CHALLENGE :: Scan the records for the word "this". Copy each line that includes it.

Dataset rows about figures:
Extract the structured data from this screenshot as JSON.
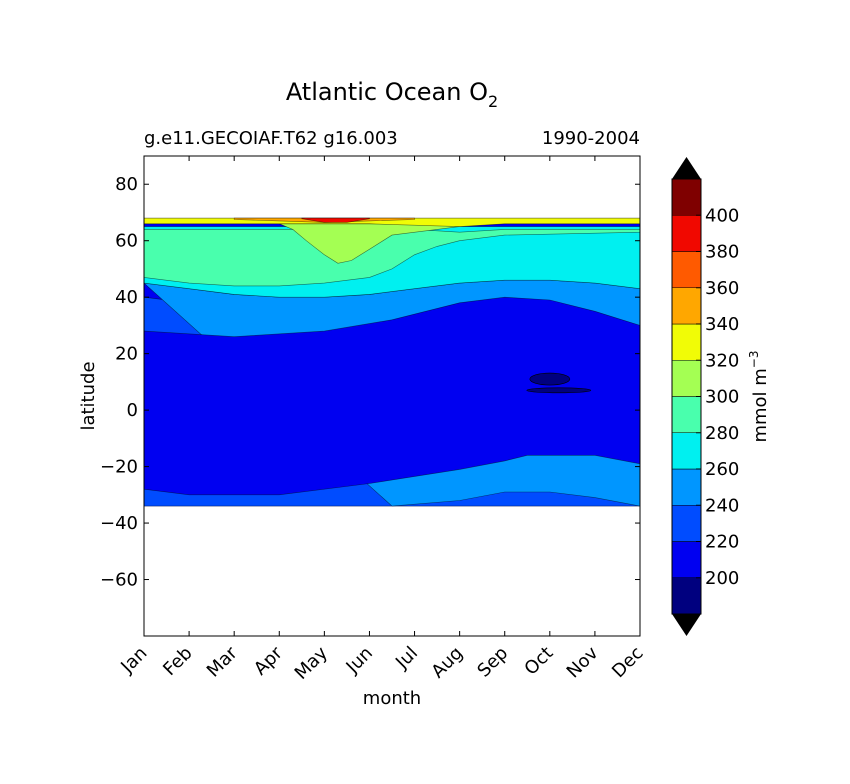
{
  "chart_data": {
    "type": "contourf",
    "title_main": "Atlantic Ocean O",
    "title_sub": "2",
    "subtitle_left": "g.e11.GECOIAF.T62 g16.003",
    "subtitle_right": "1990-2004",
    "xlabel": "month",
    "ylabel": "latitude",
    "x_categories": [
      "Jan",
      "Feb",
      "Mar",
      "Apr",
      "May",
      "Jun",
      "Jul",
      "Aug",
      "Sep",
      "Oct",
      "Nov",
      "Dec"
    ],
    "xlim": [
      0,
      11
    ],
    "ylim": [
      -80,
      90
    ],
    "yticks": [
      80,
      60,
      40,
      20,
      0,
      -20,
      -40,
      -60
    ],
    "ytick_labels": [
      "80",
      "60",
      "40",
      "20",
      "0",
      "−20",
      "−40",
      "−60"
    ],
    "data_lat_range": [
      -34,
      68
    ],
    "colorbar": {
      "label": "mmol m",
      "label_exp": "−3",
      "levels": [
        180,
        200,
        220,
        240,
        260,
        280,
        300,
        320,
        340,
        360,
        380,
        400,
        420
      ],
      "tick_labels": [
        "200",
        "220",
        "240",
        "260",
        "280",
        "300",
        "320",
        "340",
        "360",
        "380",
        "400"
      ],
      "tick_values": [
        200,
        220,
        240,
        260,
        280,
        300,
        320,
        340,
        360,
        380,
        400
      ],
      "colors": [
        "#00007f",
        "#0000f1",
        "#004cff",
        "#0096ff",
        "#00f0f0",
        "#49ffad",
        "#a4ff53",
        "#f1fc06",
        "#ffa700",
        "#ff5a00",
        "#f10800",
        "#7f0000"
      ],
      "extend_low_color": "#000000",
      "extend_high_color": "#000000"
    },
    "contour_bands": [
      {
        "level": 220,
        "color": "#0000f1",
        "top": [
          [
            0,
            28
          ],
          [
            2,
            26
          ],
          [
            4,
            28
          ],
          [
            5.5,
            32
          ],
          [
            7,
            38
          ],
          [
            8,
            40
          ],
          [
            9,
            39
          ],
          [
            10,
            35
          ],
          [
            11,
            30
          ]
        ],
        "bottom": [
          [
            0,
            -28
          ],
          [
            1,
            -30
          ],
          [
            3,
            -30
          ],
          [
            5,
            -26
          ],
          [
            7,
            -21
          ],
          [
            8,
            -18
          ],
          [
            8.5,
            -16
          ],
          [
            10,
            -16
          ],
          [
            11,
            -19
          ]
        ]
      },
      {
        "level": 240,
        "color": "#004cff",
        "top": [
          [
            0,
            40
          ],
          [
            1,
            38
          ],
          [
            2,
            34
          ],
          [
            3,
            33
          ],
          [
            4,
            35
          ],
          [
            5,
            36
          ],
          [
            6,
            39
          ],
          [
            7,
            42
          ],
          [
            8,
            44
          ],
          [
            9,
            44
          ],
          [
            10,
            43
          ],
          [
            11,
            40
          ]
        ],
        "bottom": [
          [
            0,
            -34
          ],
          [
            11,
            -34
          ]
        ]
      },
      {
        "level": 260,
        "color": "#0096ff",
        "top": [
          [
            0,
            45
          ],
          [
            1,
            43
          ],
          [
            2,
            41
          ],
          [
            3,
            40
          ],
          [
            4,
            40
          ],
          [
            5,
            41
          ],
          [
            6,
            43
          ],
          [
            7,
            45
          ],
          [
            8,
            46
          ],
          [
            9,
            46
          ],
          [
            10,
            45
          ],
          [
            11,
            43
          ]
        ],
        "bottom": [
          [
            5.5,
            -34
          ],
          [
            7,
            -32
          ],
          [
            8,
            -29
          ],
          [
            9,
            -29
          ],
          [
            10,
            -31
          ],
          [
            11,
            -34
          ]
        ]
      },
      {
        "level": 280,
        "color": "#00f0f0",
        "top": [
          [
            0,
            65
          ],
          [
            11,
            65
          ]
        ],
        "bottom": [
          [
            0,
            45
          ],
          [
            1,
            43
          ],
          [
            2,
            41
          ],
          [
            3,
            40
          ],
          [
            4,
            40
          ],
          [
            5,
            41
          ],
          [
            6,
            43
          ],
          [
            7,
            45
          ],
          [
            8,
            46
          ],
          [
            9,
            46
          ],
          [
            10,
            45
          ],
          [
            11,
            43
          ]
        ]
      },
      {
        "level": 300,
        "color": "#49ffad",
        "top": [
          [
            0,
            64
          ],
          [
            3,
            64
          ],
          [
            4,
            64
          ],
          [
            5,
            64
          ],
          [
            6,
            64
          ],
          [
            7,
            63
          ],
          [
            8,
            64
          ],
          [
            9,
            64
          ],
          [
            10,
            64
          ],
          [
            11,
            64
          ]
        ],
        "bottom": [
          [
            0,
            47
          ],
          [
            1,
            45
          ],
          [
            2,
            44
          ],
          [
            3,
            44
          ],
          [
            4,
            45
          ],
          [
            5,
            47
          ],
          [
            5.5,
            50
          ],
          [
            6,
            55
          ],
          [
            6.5,
            58
          ],
          [
            7,
            60
          ],
          [
            8,
            62
          ],
          [
            11,
            63
          ]
        ]
      },
      {
        "level": 320,
        "color": "#a4ff53",
        "top": [
          [
            3,
            66
          ],
          [
            5,
            66
          ],
          [
            6,
            66
          ],
          [
            7,
            65
          ]
        ],
        "bottom": [
          [
            3.3,
            64
          ],
          [
            3.6,
            60
          ],
          [
            4,
            55
          ],
          [
            4.3,
            52
          ],
          [
            4.6,
            53
          ],
          [
            5,
            57
          ],
          [
            5.5,
            62
          ],
          [
            6.5,
            64
          ],
          [
            7,
            65
          ]
        ]
      },
      {
        "level": 340,
        "color": "#f1fc06",
        "top": [
          [
            0,
            68
          ],
          [
            11,
            68
          ]
        ],
        "bottom": [
          [
            0,
            66
          ],
          [
            2,
            66
          ],
          [
            4,
            66
          ],
          [
            5,
            66
          ],
          [
            7,
            65
          ],
          [
            8,
            66
          ],
          [
            11,
            66
          ]
        ]
      },
      {
        "level": 360,
        "color": "#ffa700",
        "top": [
          [
            2,
            68
          ],
          [
            6,
            68
          ]
        ],
        "bottom": [
          [
            2,
            67.5
          ],
          [
            3,
            67
          ],
          [
            4,
            66.5
          ],
          [
            5,
            67
          ],
          [
            6,
            67.5
          ]
        ]
      },
      {
        "level": 380,
        "color": "#f10800",
        "top": [
          [
            3.5,
            68
          ],
          [
            5,
            68
          ]
        ],
        "bottom": [
          [
            3.5,
            67.8
          ],
          [
            4,
            66.5
          ],
          [
            4.5,
            66.5
          ],
          [
            5,
            67.8
          ]
        ]
      }
    ]
  }
}
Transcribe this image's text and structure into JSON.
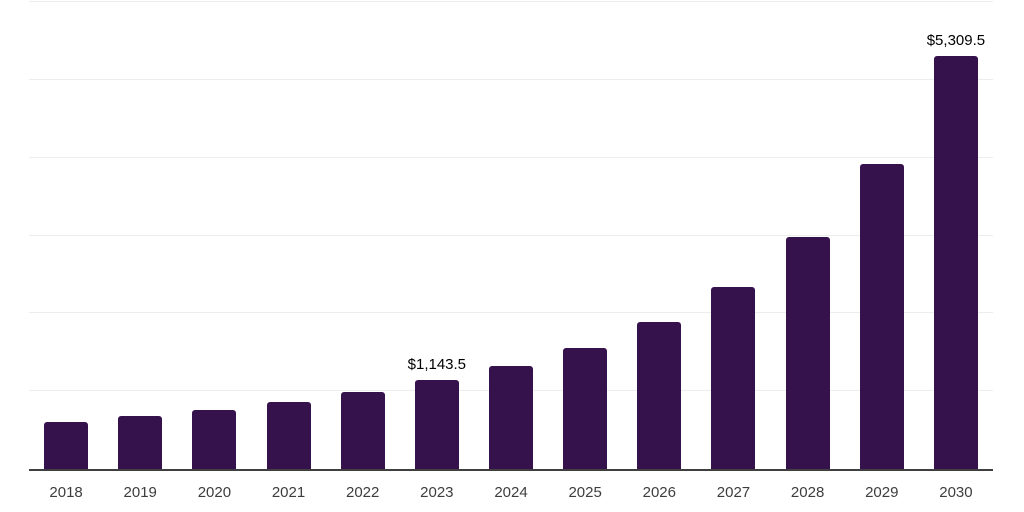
{
  "chart_data": {
    "type": "bar",
    "categories": [
      "2018",
      "2019",
      "2020",
      "2021",
      "2022",
      "2023",
      "2024",
      "2025",
      "2026",
      "2027",
      "2028",
      "2029",
      "2030"
    ],
    "values": [
      605,
      685,
      760,
      860,
      995,
      1143.5,
      1320,
      1555,
      1895,
      2335,
      2985,
      3925,
      5309.5
    ],
    "data_labels": [
      "",
      "",
      "",
      "",
      "",
      "$1,143.5",
      "",
      "",
      "",
      "",
      "",
      "",
      "$5,309.5"
    ],
    "title": "",
    "xlabel": "",
    "ylabel": "",
    "ylim": [
      0,
      6000
    ],
    "gridline_interval": 1000,
    "grid": true,
    "legend": false,
    "y_tick_labels_visible": false,
    "colors": {
      "bar": "#36124D",
      "gridline": "#EDEDED",
      "axis_line": "#404040",
      "data_label_text": "#000000",
      "tick_label_text": "#3D3D3D",
      "background": "#FFFFFF"
    }
  }
}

RIGHT ANSWER ::
Extract the structured data from this screenshot as JSON.
Transcribe this image's text and structure into JSON.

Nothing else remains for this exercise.